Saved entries
======

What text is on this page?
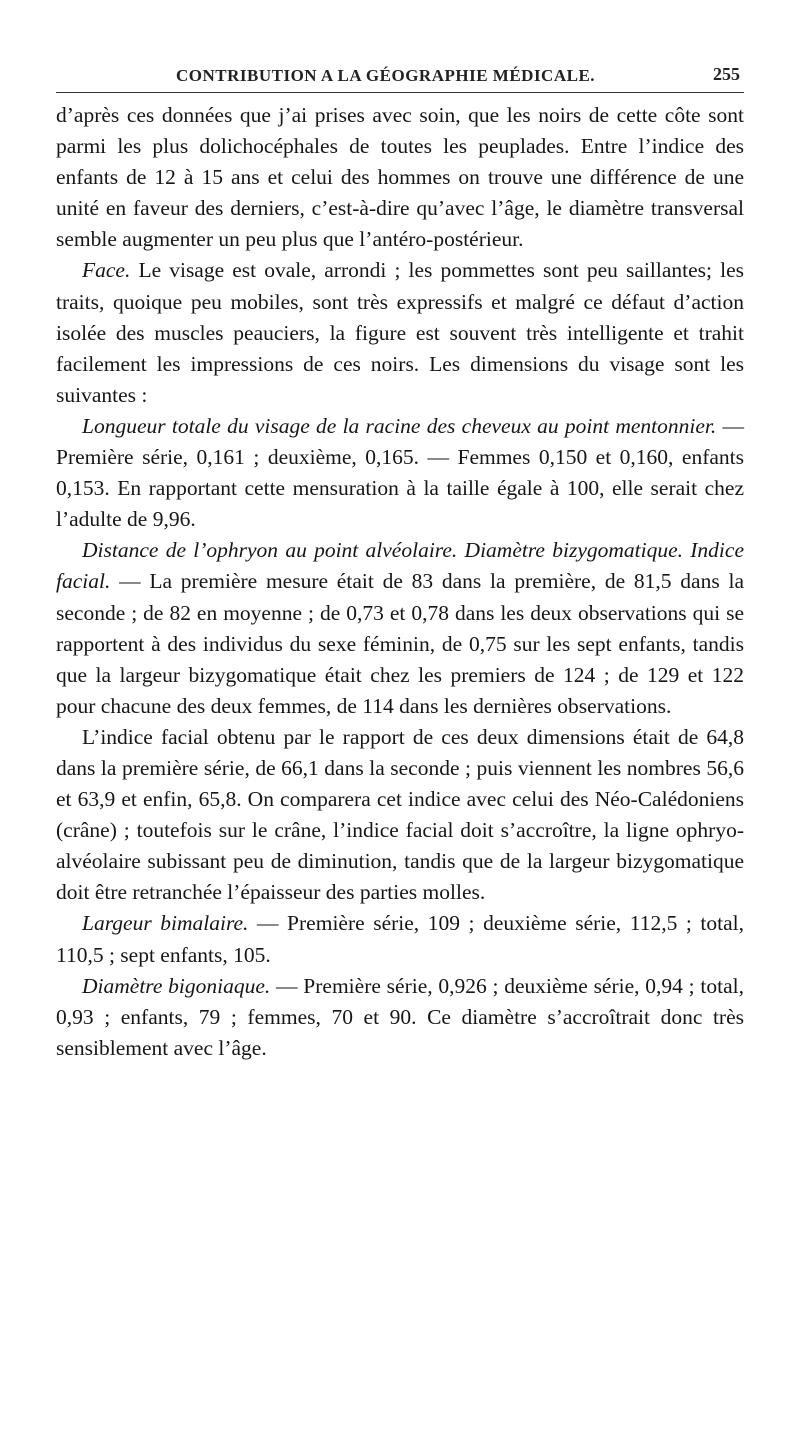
CONTRIBUTION A LA GÉOGRAPHIE MÉDICALE.	255

d’après ces données que j’ai prises avec soin, que les noirs de cette côte sont parmi les plus dolichocéphales de toutes les peuplades. Entre l’indice des enfants de 12 à 15 ans et celui des hommes on trouve une différence de une unité en faveur des derniers, c’est-à-dire qu’avec l’âge, le diamètre transversal semble augmenter un peu plus que l’antéro-postérieur.

Face. Le visage est ovale, arrondi ; les pommettes sont peu saillantes; les traits, quoique peu mobiles, sont très expressifs et malgré ce défaut d’action isolée des muscles peauciers, la figure est souvent très intelligente et trahit facilement les impressions de ces noirs. Les dimensions du visage sont les suivantes :

Longueur totale du visage de la racine des cheveux au point mentonnier. — Première série, 0,161 ; deuxième, 0,165. — Femmes 0,150 et 0,160, enfants 0,153. En rapportant cette mensuration à la taille égale à 100, elle serait chez l’adulte de 9,96.

Distance de l’ophryon au point alvéolaire. Diamètre bizygomatique. Indice facial. — La première mesure était de 83 dans la première, de 81,5 dans la seconde ; de 82 en moyenne ; de 0,73 et 0,78 dans les deux observations qui se rapportent à des individus du sexe féminin, de 0,75 sur les sept enfants, tandis que la largeur bizygomatique était chez les premiers de 124 ; de 129 et 122 pour chacune des deux femmes, de 114 dans les dernières observations.

L’indice facial obtenu par le rapport de ces deux dimensions était de 64,8 dans la première série, de 66,1 dans la seconde ; puis viennent les nombres 56,6 et 63,9 et enfin, 65,8. On comparera cet indice avec celui des Néo-Calédoniens (crâne) ; toutefois sur le crâne, l’indice facial doit s’accroître, la ligne ophryo-alvéolaire subissant peu de diminution, tandis que de la largeur bizygomatique doit être retranchée l’épaisseur des parties molles.

Largeur bimalaire. — Première série, 109 ; deuxième série, 112,5 ; total, 110,5 ; sept enfants, 105.

Diamètre bigoniaque. — Première série, 0,926 ; deuxième série, 0,94 ; total, 0,93 ; enfants, 79 ; femmes, 70 et 90. Ce diamètre s’accroîtrait donc très sensiblement avec l’âge.
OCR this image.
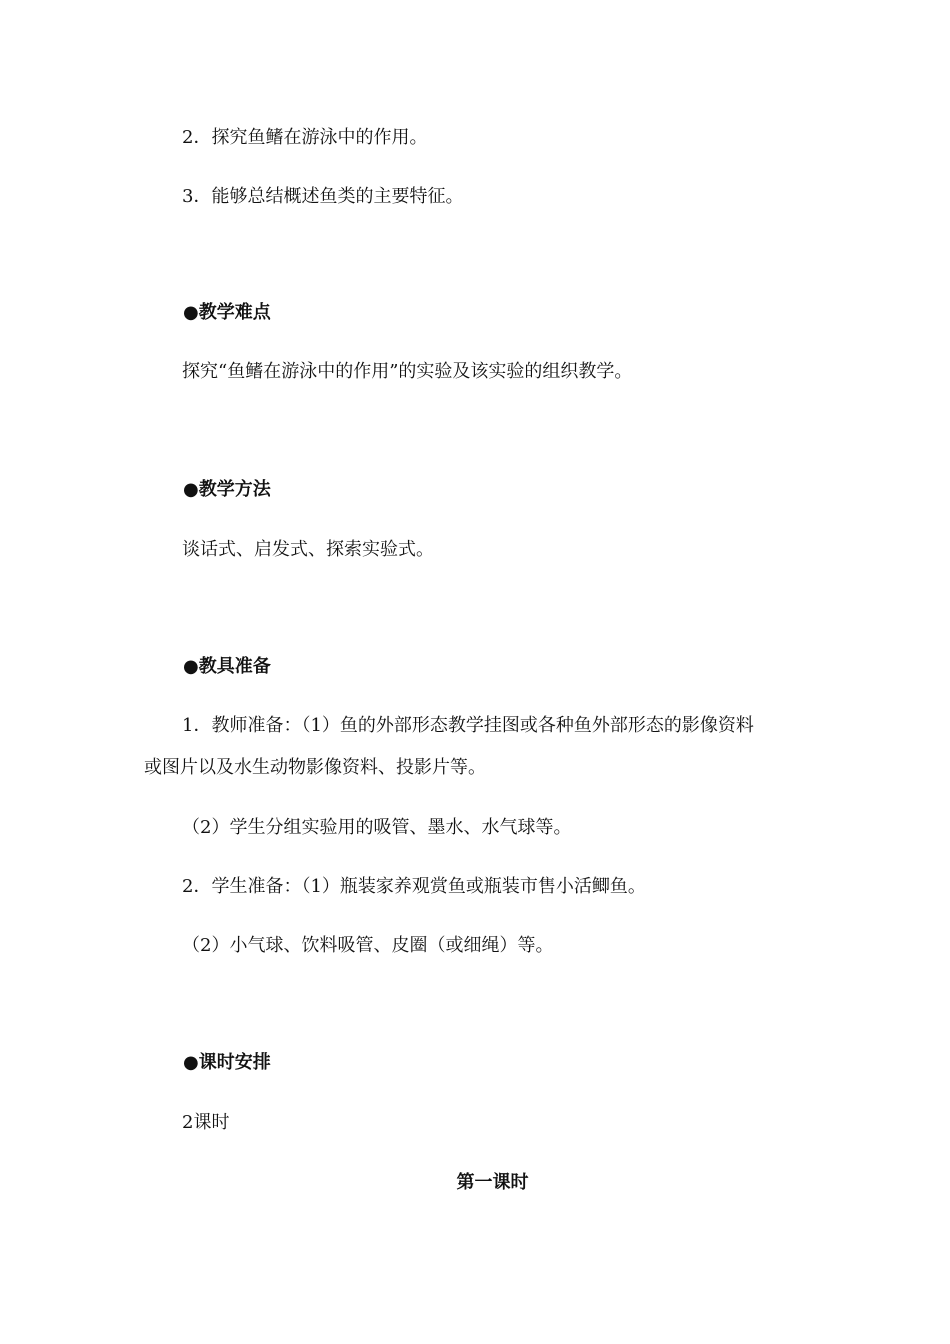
2．探究鱼鳍在游泳中的作用。
3．能够总结概述鱼类的主要特征。
●教学难点
探究“鱼鳍在游泳中的作用”的实验及该实验的组织教学。
●教学方法
谈话式、启发式、探索实验式。
●教具准备
1．教师准备：（1）鱼的外部形态教学挂图或各种鱼外部形态的影像资料
或图片以及水生动物影像资料、投影片等。
（2）学生分组实验用的吸管、墨水、水气球等。
2．学生准备：（1）瓶装家养观赏鱼或瓶装市售小活鲫鱼。
（2）小气球、饮料吸管、皮圈（或细绳）等。
●课时安排
2课时
第一课时
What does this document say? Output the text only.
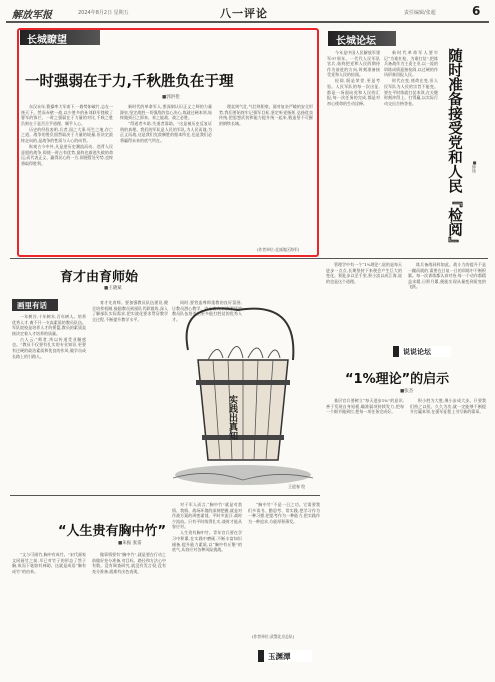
解放军报	2024年8月2日 星期五	八一评论	责任编辑/张超	6
长城瞭望
一时强弱在于力,千秋胜负在于理
■郭洪伦

东汉末年,曹操率大军南下,一路势如破竹,志在一统天下。然而赤壁一战,以少胜多的孙刘联军挫败了曹军的锋芒。一时之强弱在于力量的对比,千秋之胜负则在于是否合乎道理、顺乎人心。

历史的经验表明,兵者,国之大事,死生之地,存亡之道。战争的胜负固然取决于力量的较量,但决定最终走向的,是战争的性质与人心的向背。

纵观古今中外,凡是逆历史潮流而动、违背人民意愿的战争,即使一时占有优势,最终也难逃失败的命运;而代表正义、赢得民心的一方,即便暂处劣势,也终将取得胜利。

新时代的革命军人,要深刻认识正义之师的力量源泉,坚定战胜一切强敌的信心决心,练就过硬本领,始终做到召之即来、来之能战、战之必胜。

“得道者多助,失道者寡助。”这是被历史反复证明的真理。我们的军队是人民的军队,为人民而战,为正义而战,这是我们克敌制胜的根本所在,也是我们必将赢得未来的底气所在。

理直则气壮,气壮则胆豪。面对复杂严峻的安全形势,我们要始终牢记强军目标,坚定听党指挥,弘扬优良传统,把思想武装和能力提升统一起来,锻造坚不可摧的钢铁长城。

(作者单位:北部战区海军)
长城论坛
随时准备接受党和人民『检阅』	■钟炜

今年是中国人民解放军建军97周年。一代代人民军队官兵,始终把党和人民的期待作为前进的方向,时刻准备接受党和人民的检阅。

检阅,既是荣誉,更是考验。人民军队的每一次出征,都是一场面向党和人民的汇报;每一次任务的完成,都是对初心使命的生动诠释。

新时代革命军人要牢记“为谁扛枪、为谁打仗”,把练兵备战作为主责主业,以一流的训练成绩迎接检阅,以过硬的作风形象回报人民。

时代在变,使命在变,但人民军队为人民的宗旨不能变。要在平时练就打仗本领,在关键时刻冲得上、打得赢,以实际行动交出合格答卷。

育才由育师始
■王晓斌
画里有话

一年树谷,十年树木,百年树人。培养优秀人才,离不开一支高素质的教员队伍。军队院校是培养人才的摇篮,教员的素质直接决定着人才培养的质量。

古人云:“师者,所以传道受业解惑也。”教员不仅要有扎实的专业知识,更要有过硬的政治素质和优良的作风,做学员成长路上的引路人。

育才先育师。要加强教员队伍建设,健全培养机制,鼓励教员到部队代职锻炼,深入了解部队实际需求,把实战化要求贯穿教学全过程,不断提升教学水平。

同时,要营造尊师重教的良好氛围,让教员潜心教学、安心育人,以高素质的教员队伍培养出更多能打胜仗的优秀人才。

实践出真知
王迎春 绘

管理学中有一个“1%理论”,说的是每天进步一点点,长期坚持下来便会产生巨大的变化。积跬步以至千里,积小流以成江海,说的也是这个道理。

练兵备战同样如此。战斗力的提升不是一蹴而就的,需要在日复一日的训练中不断积累。每一次训练都认真对待,每一个动作都精益求精,日积月累,便能实现从量变到质变的飞跃。

说说论坛
“1%理论”的启示
■张杰

基层官兵要树立“每天进步1%”的意识,善于发现自身短板,瞄准弱项持续发力,把每一个细节做到位,把每一项任务完成好。

积小胜为大胜,聚小步成大步。只要我们持之以恒、久久为功,就一定能够不断提升打赢本领,在强军征程上书写新的篇章。

“人生贵有胸中竹”
■朱振 张雷

“文与可画竹,胸中有成竹。”宋代画家文同画竹之前,早已对竹子的形态了然于胸,故而下笔如有神助。这就是成语“胸有成竹”的由来。

做事情要有“胸中竹”,就是要在行动之前做好充分准备,对目标、路径和方法心中有数。没有调查研究,就没有发言权;没有充分准备,就难有出色表现。

对于军人而言,“胸中竹”就是对敌情、我情、战场环境的深刻把握,就是对作战方案的周密谋划。平时多流汗,战时少流血。只有平时练得扎实,战时才能从容应对。

人生贵有胸中竹。青年官兵要在学习中积累,在实践中磨砺,不断丰富知识储备,提升能力素质,以“胸中有丘壑”的底气,从容应对各种风险挑战。

“胸中竹”不是一日之功。它需要我们多读书、勤思考、常实践,把学习作为一种习惯,把思考作为一种能力,把实践作为一种追求,方能厚积薄发。

(作者单位:武警北京总队)
玉渊潭
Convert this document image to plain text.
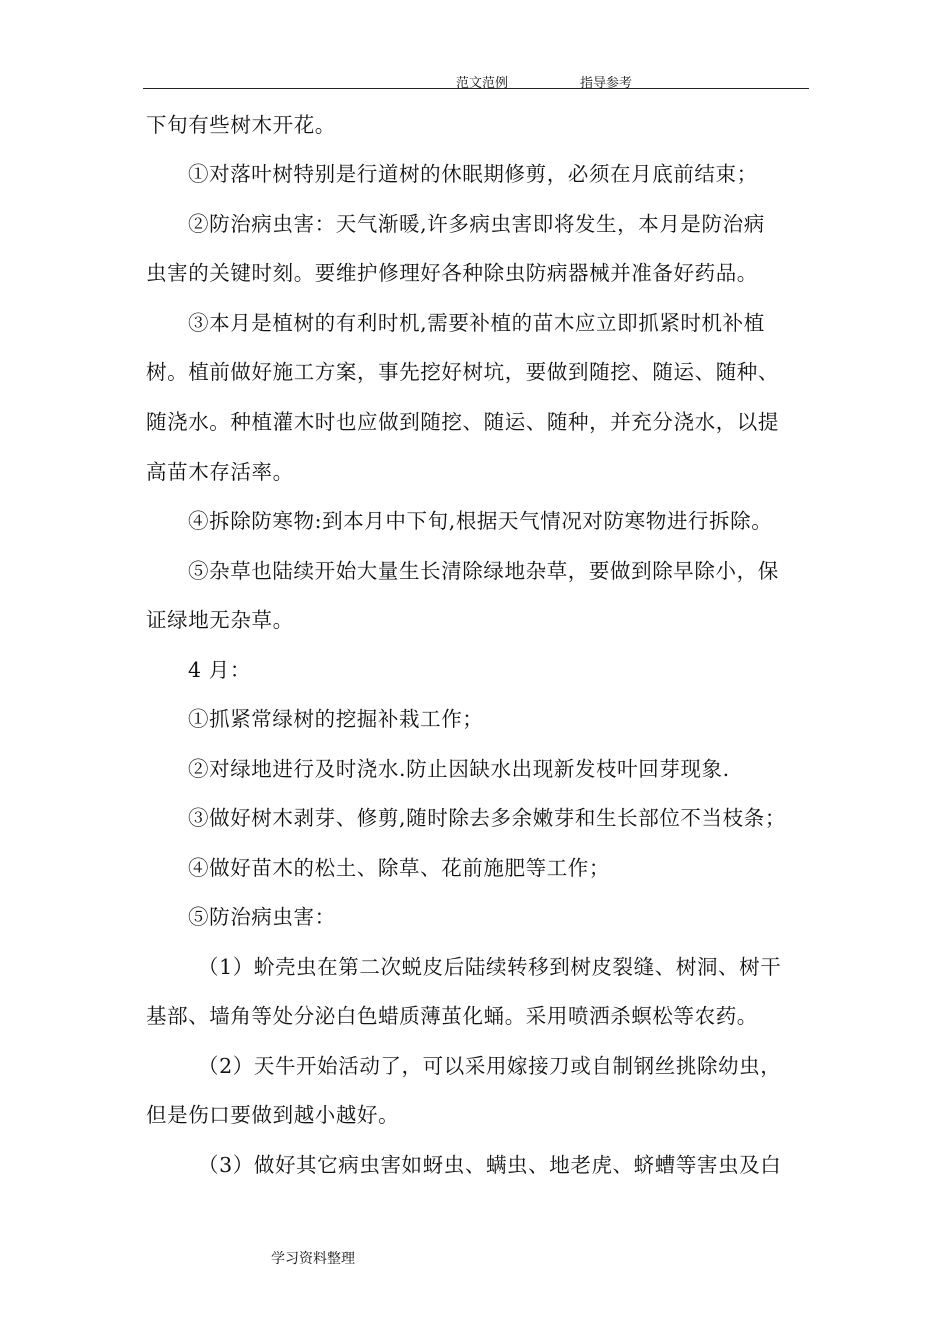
范文范例	指导参考
下旬有些树木开花。
①对落叶树特别是行道树的休眠期修剪，必须在月底前结束；
②防治病虫害：天气渐暖,许多病虫害即将发生，本月是防治病
虫害的关键时刻。要维护修理好各种除虫防病器械并准备好药品。
③本月是植树的有利时机,需要补植的苗木应立即抓紧时机补植
树。植前做好施工方案，事先挖好树坑，要做到随挖、随运、随种、
随浇水。种植灌木时也应做到随挖、随运、随种，并充分浇水，以提
高苗木存活率。
④拆除防寒物:到本月中下旬,根据天气情况对防寒物进行拆除。
⑤杂草也陆续开始大量生长清除绿地杂草，要做到除早除小，保
证绿地无杂草。
4 月：
①抓紧常绿树的挖掘补栽工作；
②对绿地进行及时浇水.防止因缺水出现新发枝叶回芽现象.
③做好树木剥芽、修剪,随时除去多余嫩芽和生长部位不当枝条；
④做好苗木的松土、除草、花前施肥等工作；
⑤防治病虫害：
（1）蚧壳虫在第二次蜕皮后陆续转移到树皮裂缝、树洞、树干
基部、墙角等处分泌白色蜡质薄茧化蛹。采用喷洒杀螟松等农药。
（2）天牛开始活动了，可以采用嫁接刀或自制钢丝挑除幼虫，
但是伤口要做到越小越好。
（3）做好其它病虫害如蚜虫、螨虫、地老虎、蛴螬等害虫及白
学习资料整理
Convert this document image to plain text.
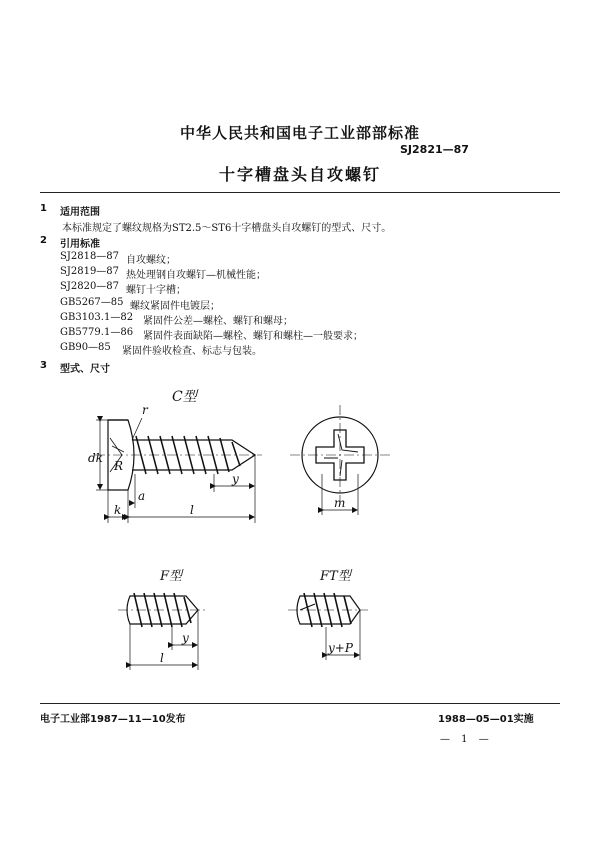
中华人民共和国电子工业部部标准
SJ2821—87
十字槽盘头自攻螺钉
1 适用范围
本标准规定了螺纹规格为ST2.5～ST6十字槽盘头自攻螺钉的型式、尺寸。
2 引用标准
SJ2818—87 自攻螺纹；
SJ2819—87 热处理钢自攻螺钉—机械性能；
SJ2820—87 螺钉十字槽；
GB5267—85 螺纹紧固件电镀层；
GB3103.1—82 紧固件公差—螺栓、螺钉和螺母；
GB5779.1—86 紧固件表面缺陷—螺栓、螺钉和螺柱—一般要求；
GB90—85 紧固件验收检查、标志与包装。
3 型式、尺寸
C型
dk
r
R
a
k	l
y
m
F型
y
l
FT型
y+P
电子工业部1987—11—10发布	1988—05—01实施
— 1 —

======

= EXERCISE OBJECTIVE =
Look through the data and show every line containing "dimensions".

= COMPLETE ANSWER =
Face. Le visage est ovale, arrondi ; les pommettes sont peu saillantes; les traits, quoique peu mobiles, sont très expressifs et malgré ce défaut d’action isolée des muscles peauciers, la figure est souvent très intelligente et trahit facilement les impressions de ces noirs. Les dimensions du visage sont les suivantes :
L’indice facial obtenu par le rapport de ces deux dimensions était de 64,8 dans la première série, de 66,1 dans la seconde ; puis viennent les nombres 56,6 et 63,9 et enfin, 65,8. On comparera cet indice avec celui des Néo-Calédoniens (crâne) ; toutefois sur le crâne, l’indice facial doit s’accroître, la ligne ophryo-alvéolaire subissant peu de diminution, tandis que de la largeur bizygomatique doit être retranchée l’épaisseur des parties molles.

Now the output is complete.